### Dataset content
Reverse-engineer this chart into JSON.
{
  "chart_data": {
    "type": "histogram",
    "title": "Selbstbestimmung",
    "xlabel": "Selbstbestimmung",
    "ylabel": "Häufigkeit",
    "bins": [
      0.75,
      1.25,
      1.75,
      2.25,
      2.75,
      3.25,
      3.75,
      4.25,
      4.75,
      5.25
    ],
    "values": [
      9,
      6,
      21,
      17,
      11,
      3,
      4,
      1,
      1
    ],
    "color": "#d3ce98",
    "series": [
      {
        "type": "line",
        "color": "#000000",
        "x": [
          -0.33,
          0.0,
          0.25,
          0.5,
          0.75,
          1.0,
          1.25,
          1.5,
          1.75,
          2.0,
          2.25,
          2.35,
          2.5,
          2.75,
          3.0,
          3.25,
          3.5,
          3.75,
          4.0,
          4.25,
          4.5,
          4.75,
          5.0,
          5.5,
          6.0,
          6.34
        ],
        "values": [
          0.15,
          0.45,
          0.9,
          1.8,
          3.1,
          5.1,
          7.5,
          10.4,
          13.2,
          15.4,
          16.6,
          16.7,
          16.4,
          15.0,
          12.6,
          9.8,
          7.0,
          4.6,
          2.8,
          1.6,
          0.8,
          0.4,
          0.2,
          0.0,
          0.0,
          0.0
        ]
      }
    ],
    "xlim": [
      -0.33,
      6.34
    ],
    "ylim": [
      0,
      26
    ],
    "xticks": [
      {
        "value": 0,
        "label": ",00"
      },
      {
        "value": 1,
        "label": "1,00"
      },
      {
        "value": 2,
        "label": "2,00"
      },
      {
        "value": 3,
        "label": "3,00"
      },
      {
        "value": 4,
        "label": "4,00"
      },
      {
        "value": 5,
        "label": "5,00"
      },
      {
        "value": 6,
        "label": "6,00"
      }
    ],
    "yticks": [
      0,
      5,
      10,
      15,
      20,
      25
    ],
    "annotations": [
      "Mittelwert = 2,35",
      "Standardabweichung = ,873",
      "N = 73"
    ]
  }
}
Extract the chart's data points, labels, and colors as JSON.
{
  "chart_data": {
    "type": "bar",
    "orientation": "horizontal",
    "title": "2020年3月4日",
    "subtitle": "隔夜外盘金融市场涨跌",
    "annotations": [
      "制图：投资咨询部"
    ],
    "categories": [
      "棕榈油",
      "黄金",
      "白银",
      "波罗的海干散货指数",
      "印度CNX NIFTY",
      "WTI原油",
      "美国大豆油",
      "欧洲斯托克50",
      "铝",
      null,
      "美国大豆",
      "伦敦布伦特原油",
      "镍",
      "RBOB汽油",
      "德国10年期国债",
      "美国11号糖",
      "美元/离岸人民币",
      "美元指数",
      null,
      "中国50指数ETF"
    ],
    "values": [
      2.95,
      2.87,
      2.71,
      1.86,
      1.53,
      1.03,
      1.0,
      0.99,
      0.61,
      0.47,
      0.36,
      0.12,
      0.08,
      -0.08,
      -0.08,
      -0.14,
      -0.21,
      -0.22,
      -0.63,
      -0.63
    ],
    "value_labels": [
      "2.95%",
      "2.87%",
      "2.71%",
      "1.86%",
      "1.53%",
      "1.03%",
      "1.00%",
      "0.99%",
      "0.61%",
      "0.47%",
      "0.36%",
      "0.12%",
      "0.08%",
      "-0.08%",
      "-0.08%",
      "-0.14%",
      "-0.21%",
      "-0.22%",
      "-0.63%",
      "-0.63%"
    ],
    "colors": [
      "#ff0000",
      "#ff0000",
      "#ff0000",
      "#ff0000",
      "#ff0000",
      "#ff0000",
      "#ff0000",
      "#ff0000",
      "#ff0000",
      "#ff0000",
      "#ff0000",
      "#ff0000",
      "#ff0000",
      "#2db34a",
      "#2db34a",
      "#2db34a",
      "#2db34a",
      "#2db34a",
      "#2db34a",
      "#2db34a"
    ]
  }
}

### Goal of the exercise
Collect, from the material above, every line containing the word "JSON".

### Full solution
Reverse-engineer this chart into JSON.
Extract the chart's data points, labels, and colors as JSON.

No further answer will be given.